Data entries for graphics
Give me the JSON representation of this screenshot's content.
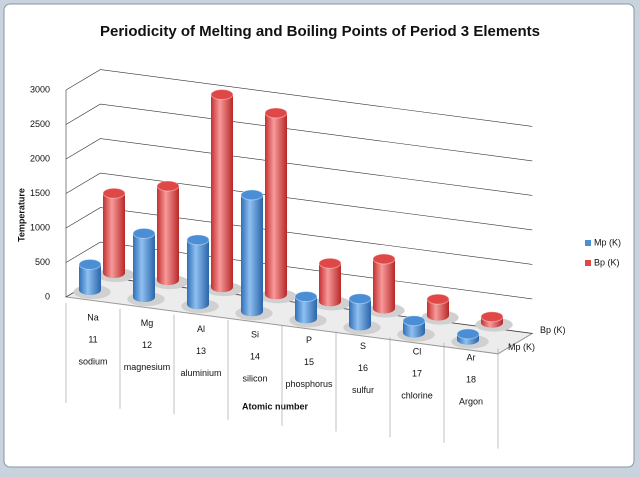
{
  "chart_data": {
    "type": "bar3d",
    "title": "Periodicity of Melting and Boiling Points of Period 3 Elements",
    "y_label": "Temperature",
    "x_label": "Atomic number",
    "categories": [
      [
        "Na",
        "11",
        "sodium"
      ],
      [
        "Mg",
        "12",
        "magnesium"
      ],
      [
        "Al",
        "13",
        "aluminium"
      ],
      [
        "Si",
        "14",
        "silicon"
      ],
      [
        "P",
        "15",
        "phosphorus"
      ],
      [
        "S",
        "16",
        "sulfur"
      ],
      [
        "Cl",
        "17",
        "chlorine"
      ],
      [
        "Ar",
        "18",
        "Argon"
      ]
    ],
    "series": [
      {
        "name": "Mp (K)",
        "color": "#4a8fd6",
        "values": [
          371,
          923,
          933,
          1687,
          317,
          388,
          172,
          84
        ]
      },
      {
        "name": "Bp (K)",
        "color": "#e04848",
        "values": [
          1156,
          1363,
          2792,
          2628,
          553,
          718,
          239,
          87
        ]
      }
    ],
    "ylim": [
      0,
      3000
    ],
    "yticks": [
      0,
      500,
      1000,
      1500,
      2000,
      2500,
      3000
    ],
    "grid": true,
    "legend": "right"
  }
}
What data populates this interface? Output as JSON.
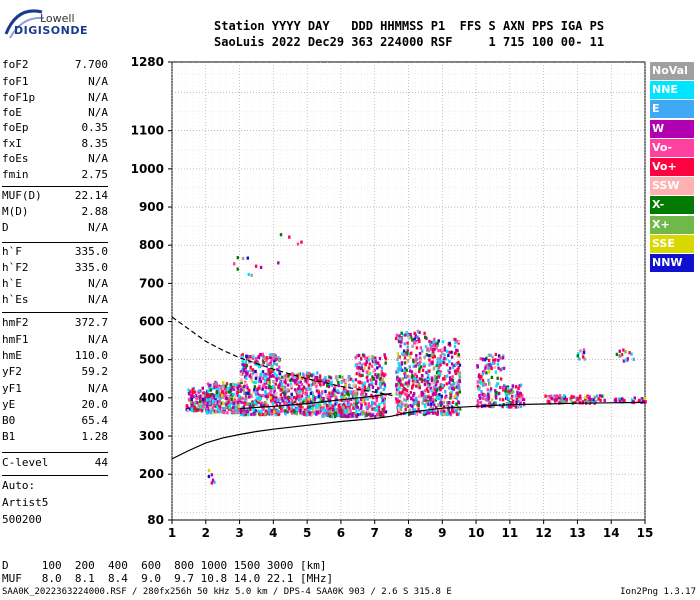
{
  "logo": {
    "brand_top": "Lowell",
    "brand_bottom": "DIGISONDE"
  },
  "header": {
    "line1": "Station YYYY DAY   DDD HHMMSS P1  FFS S AXN PPS IGA PS",
    "line2": "SaoLuis 2022 Dec29 363 224000 RSF     1 715 100 00- 11"
  },
  "params": [
    {
      "label": "foF2",
      "value": "7.700"
    },
    {
      "label": "foF1",
      "value": "N/A"
    },
    {
      "label": "foF1p",
      "value": "N/A"
    },
    {
      "label": "foE",
      "value": "N/A"
    },
    {
      "label": "foEp",
      "value": "0.35"
    },
    {
      "label": "fxI",
      "value": "8.35"
    },
    {
      "label": "foEs",
      "value": "N/A"
    },
    {
      "label": "fmin",
      "value": "2.75"
    },
    {
      "label": "MUF(D)",
      "value": "22.14"
    },
    {
      "label": "M(D)",
      "value": "2.88"
    },
    {
      "label": "D",
      "value": "N/A"
    },
    {
      "label": "h`F",
      "value": "335.0"
    },
    {
      "label": "h`F2",
      "value": "335.0"
    },
    {
      "label": "h`E",
      "value": "N/A"
    },
    {
      "label": "h`Es",
      "value": "N/A"
    },
    {
      "label": "hmF2",
      "value": "372.7"
    },
    {
      "label": "hmF1",
      "value": "N/A"
    },
    {
      "label": "hmE",
      "value": "110.0"
    },
    {
      "label": "yF2",
      "value": "59.2"
    },
    {
      "label": "yF1",
      "value": "N/A"
    },
    {
      "label": "yE",
      "value": "20.0"
    },
    {
      "label": "B0",
      "value": "65.4"
    },
    {
      "label": "B1",
      "value": "1.28"
    },
    {
      "label": "C-level",
      "value": "44"
    }
  ],
  "autoscaling": {
    "line1": "Auto:",
    "line2": "Artist5",
    "line3": "500200"
  },
  "muf_table": {
    "d_row": "D     100  200  400  600  800 1000 1500 3000 [km]",
    "muf_row": "MUF   8.0  8.1  8.4  9.0  9.7 10.8 14.0 22.1 [MHz]"
  },
  "footer": {
    "left": "SAA0K_2022363224000.RSF / 280fx256h 50 kHz 5.0 km / DPS-4 SAA0K 903 / 2.6 S 315.8 E",
    "right": "Ion2Png 1.3.17"
  },
  "legend": [
    {
      "label": "NoVal",
      "color": "#a0a0a0"
    },
    {
      "label": "NNE",
      "color": "#00e5ff"
    },
    {
      "label": "E",
      "color": "#3fa9f5"
    },
    {
      "label": "W",
      "color": "#b000b0"
    },
    {
      "label": "Vo-",
      "color": "#ff40a0"
    },
    {
      "label": "Vo+",
      "color": "#ff0040"
    },
    {
      "label": "SSW",
      "color": "#ffb0b0"
    },
    {
      "label": "X-",
      "color": "#007a00"
    },
    {
      "label": "X+",
      "color": "#70b84a"
    },
    {
      "label": "SSE",
      "color": "#d8d800"
    },
    {
      "label": "NNW",
      "color": "#1010d0"
    }
  ],
  "chart_data": {
    "type": "scatter",
    "xlabel": "",
    "ylabel": "",
    "xlim": [
      1,
      15
    ],
    "ylim": [
      80,
      1280
    ],
    "x_ticks": [
      1,
      2,
      3,
      4,
      5,
      6,
      7,
      8,
      9,
      10,
      11,
      12,
      13,
      14,
      15
    ],
    "y_ticks": [
      80,
      200,
      300,
      400,
      500,
      600,
      700,
      800,
      900,
      1000,
      1100,
      1280
    ],
    "grid": true,
    "clusters": [
      {
        "x0": 1.4,
        "x1": 2.0,
        "y0": 370,
        "y1": 430,
        "n": 120
      },
      {
        "x0": 2.0,
        "x1": 3.0,
        "y0": 365,
        "y1": 445,
        "n": 260
      },
      {
        "x0": 3.0,
        "x1": 4.2,
        "y0": 360,
        "y1": 520,
        "n": 420
      },
      {
        "x0": 4.2,
        "x1": 5.4,
        "y0": 360,
        "y1": 470,
        "n": 320
      },
      {
        "x0": 5.4,
        "x1": 6.4,
        "y0": 355,
        "y1": 460,
        "n": 260
      },
      {
        "x0": 6.4,
        "x1": 7.3,
        "y0": 355,
        "y1": 520,
        "n": 240
      },
      {
        "x0": 7.6,
        "x1": 8.6,
        "y0": 360,
        "y1": 580,
        "n": 320
      },
      {
        "x0": 8.6,
        "x1": 9.5,
        "y0": 360,
        "y1": 560,
        "n": 300
      },
      {
        "x0": 10.0,
        "x1": 10.8,
        "y0": 380,
        "y1": 520,
        "n": 140
      },
      {
        "x0": 10.8,
        "x1": 11.4,
        "y0": 380,
        "y1": 440,
        "n": 70
      },
      {
        "x0": 12.0,
        "x1": 12.8,
        "y0": 390,
        "y1": 410,
        "n": 45
      },
      {
        "x0": 12.8,
        "x1": 13.8,
        "y0": 390,
        "y1": 410,
        "n": 40
      },
      {
        "x0": 14.0,
        "x1": 15.0,
        "y0": 392,
        "y1": 404,
        "n": 30
      },
      {
        "x0": 12.9,
        "x1": 13.2,
        "y0": 500,
        "y1": 530,
        "n": 10
      },
      {
        "x0": 14.1,
        "x1": 14.7,
        "y0": 500,
        "y1": 530,
        "n": 14
      },
      {
        "x0": 2.8,
        "x1": 4.8,
        "y0": 720,
        "y1": 840,
        "n": 14
      },
      {
        "x0": 2.0,
        "x1": 2.3,
        "y0": 180,
        "y1": 260,
        "n": 6
      }
    ],
    "curves": [
      {
        "name": "",
        "style": "solid",
        "x": [
          1.0,
          1.5,
          2.0,
          2.5,
          3.0,
          3.5,
          4.0,
          5.0,
          6.0,
          7.0,
          7.5,
          8.0,
          9.0,
          10.0,
          11.0,
          12.0,
          13.0,
          14.0,
          15.0
        ],
        "y": [
          240,
          262,
          282,
          295,
          304,
          312,
          318,
          328,
          338,
          346,
          352,
          362,
          373,
          378,
          382,
          384,
          386,
          387,
          388
        ]
      },
      {
        "name": "",
        "style": "solid",
        "x": [
          3.0,
          4.0,
          5.0,
          6.0,
          7.0,
          7.5
        ],
        "y": [
          372,
          378,
          385,
          395,
          405,
          412
        ]
      },
      {
        "name": "",
        "style": "dashed",
        "x": [
          1.0,
          1.5,
          2.0,
          2.5,
          3.0,
          3.5,
          4.0,
          5.0,
          6.0,
          7.0,
          7.6
        ],
        "y": [
          612,
          580,
          548,
          525,
          505,
          490,
          475,
          450,
          430,
          415,
          405
        ]
      }
    ]
  }
}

## Task
Search the lines above for the string "JSON" and copy each line that has it.

## Solution for this exercise
Give me the JSON representation of this screenshot's content.
What data populates this interface? Output as JSON.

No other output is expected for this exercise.